What the task asks
Return the listing below in full, with every line exactly as it is.

Material provided

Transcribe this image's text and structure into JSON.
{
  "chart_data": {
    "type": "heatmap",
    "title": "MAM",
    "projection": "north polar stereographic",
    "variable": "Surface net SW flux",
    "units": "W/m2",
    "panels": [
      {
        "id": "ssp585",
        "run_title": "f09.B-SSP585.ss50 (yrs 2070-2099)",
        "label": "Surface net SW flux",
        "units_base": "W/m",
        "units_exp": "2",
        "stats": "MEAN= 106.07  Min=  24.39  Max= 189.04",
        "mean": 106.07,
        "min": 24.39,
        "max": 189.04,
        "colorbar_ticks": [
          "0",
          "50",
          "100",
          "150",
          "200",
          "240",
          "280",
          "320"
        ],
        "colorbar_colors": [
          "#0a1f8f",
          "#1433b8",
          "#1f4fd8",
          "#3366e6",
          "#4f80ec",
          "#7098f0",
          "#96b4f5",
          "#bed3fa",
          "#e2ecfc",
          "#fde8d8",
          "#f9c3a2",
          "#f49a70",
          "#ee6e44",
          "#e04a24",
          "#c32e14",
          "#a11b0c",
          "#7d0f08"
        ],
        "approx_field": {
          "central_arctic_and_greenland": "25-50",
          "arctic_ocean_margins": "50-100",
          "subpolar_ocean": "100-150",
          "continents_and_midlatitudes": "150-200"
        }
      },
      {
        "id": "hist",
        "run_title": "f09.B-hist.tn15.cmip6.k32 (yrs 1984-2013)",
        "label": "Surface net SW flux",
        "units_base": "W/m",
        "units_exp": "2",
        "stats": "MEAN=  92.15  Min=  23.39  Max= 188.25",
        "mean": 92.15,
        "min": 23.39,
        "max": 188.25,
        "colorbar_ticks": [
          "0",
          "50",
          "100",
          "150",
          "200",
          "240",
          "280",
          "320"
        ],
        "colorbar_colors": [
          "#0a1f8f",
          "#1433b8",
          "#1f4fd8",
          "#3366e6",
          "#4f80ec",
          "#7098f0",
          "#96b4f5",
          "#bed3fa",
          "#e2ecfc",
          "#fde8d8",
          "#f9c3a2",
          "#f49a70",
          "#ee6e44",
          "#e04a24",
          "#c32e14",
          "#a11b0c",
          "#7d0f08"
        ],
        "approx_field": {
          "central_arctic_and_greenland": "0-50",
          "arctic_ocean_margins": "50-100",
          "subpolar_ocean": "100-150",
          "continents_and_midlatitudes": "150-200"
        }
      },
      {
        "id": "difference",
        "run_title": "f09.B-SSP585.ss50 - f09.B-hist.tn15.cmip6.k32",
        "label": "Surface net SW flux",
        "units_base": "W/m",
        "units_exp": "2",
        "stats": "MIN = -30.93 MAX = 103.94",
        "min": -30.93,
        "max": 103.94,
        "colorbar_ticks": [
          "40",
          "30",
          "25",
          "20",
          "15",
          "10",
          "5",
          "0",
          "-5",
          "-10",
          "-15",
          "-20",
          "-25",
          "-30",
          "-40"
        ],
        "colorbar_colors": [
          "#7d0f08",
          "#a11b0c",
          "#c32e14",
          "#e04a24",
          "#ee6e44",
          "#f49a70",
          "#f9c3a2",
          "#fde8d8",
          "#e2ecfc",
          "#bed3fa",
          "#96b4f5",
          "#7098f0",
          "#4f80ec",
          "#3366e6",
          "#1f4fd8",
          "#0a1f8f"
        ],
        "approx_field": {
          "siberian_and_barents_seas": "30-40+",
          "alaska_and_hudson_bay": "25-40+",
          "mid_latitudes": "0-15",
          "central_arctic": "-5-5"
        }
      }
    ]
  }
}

Full solution
Transcribe this image's text and structure into JSON.
{
  "chart_data": {
    "type": "heatmap",
    "title": "MAM",
    "projection": "north polar stereographic",
    "variable": "Surface net SW flux",
    "units": "W/m2",
    "panels": [
      {
        "id": "ssp585",
        "run_title": "f09.B-SSP585.ss50 (yrs 2070-2099)",
        "label": "Surface net SW flux",
        "units_base": "W/m",
        "units_exp": "2",
        "stats": "MEAN= 106.07  Min=  24.39  Max= 189.04",
        "mean": 106.07,
        "min": 24.39,
        "max": 189.04,
        "colorbar_ticks": [
          "0",
          "50",
          "100",
          "150",
          "200",
          "240",
          "280",
          "320"
        ],
        "colorbar_colors": [
          "#0a1f8f",
          "#1433b8",
          "#1f4fd8",
          "#3366e6",
          "#4f80ec",
          "#7098f0",
          "#96b4f5",
          "#bed3fa",
          "#e2ecfc",
          "#fde8d8",
          "#f9c3a2",
          "#f49a70",
          "#ee6e44",
          "#e04a24",
          "#c32e14",
          "#a11b0c",
          "#7d0f08"
        ],
        "approx_field": {
          "central_arctic_and_greenland": "25-50",
          "arctic_ocean_margins": "50-100",
          "subpolar_ocean": "100-150",
          "continents_and_midlatitudes": "150-200"
        }
      },
      {
        "id": "hist",
        "run_title": "f09.B-hist.tn15.cmip6.k32 (yrs 1984-2013)",
        "label": "Surface net SW flux",
        "units_base": "W/m",
        "units_exp": "2",
        "stats": "MEAN=  92.15  Min=  23.39  Max= 188.25",
        "mean": 92.15,
        "min": 23.39,
        "max": 188.25,
        "colorbar_ticks": [
          "0",
          "50",
          "100",
          "150",
          "200",
          "240",
          "280",
          "320"
        ],
        "colorbar_colors": [
          "#0a1f8f",
          "#1433b8",
          "#1f4fd8",
          "#3366e6",
          "#4f80ec",
          "#7098f0",
          "#96b4f5",
          "#bed3fa",
          "#e2ecfc",
          "#fde8d8",
          "#f9c3a2",
          "#f49a70",
          "#ee6e44",
          "#e04a24",
          "#c32e14",
          "#a11b0c",
          "#7d0f08"
        ],
        "approx_field": {
          "central_arctic_and_greenland": "0-50",
          "arctic_ocean_margins": "50-100",
          "subpolar_ocean": "100-150",
          "continents_and_midlatitudes": "150-200"
        }
      },
      {
        "id": "difference",
        "run_title": "f09.B-SSP585.ss50 - f09.B-hist.tn15.cmip6.k32",
        "label": "Surface net SW flux",
        "units_base": "W/m",
        "units_exp": "2",
        "stats": "MIN = -30.93 MAX = 103.94",
        "min": -30.93,
        "max": 103.94,
        "colorbar_ticks": [
          "40",
          "30",
          "25",
          "20",
          "15",
          "10",
          "5",
          "0",
          "-5",
          "-10",
          "-15",
          "-20",
          "-25",
          "-30",
          "-40"
        ],
        "colorbar_colors": [
          "#7d0f08",
          "#a11b0c",
          "#c32e14",
          "#e04a24",
          "#ee6e44",
          "#f49a70",
          "#f9c3a2",
          "#fde8d8",
          "#e2ecfc",
          "#bed3fa",
          "#96b4f5",
          "#7098f0",
          "#4f80ec",
          "#3366e6",
          "#1f4fd8",
          "#0a1f8f"
        ],
        "approx_field": {
          "siberian_and_barents_seas": "30-40+",
          "alaska_and_hudson_bay": "25-40+",
          "mid_latitudes": "0-15",
          "central_arctic": "-5-5"
        }
      }
    ]
  }
}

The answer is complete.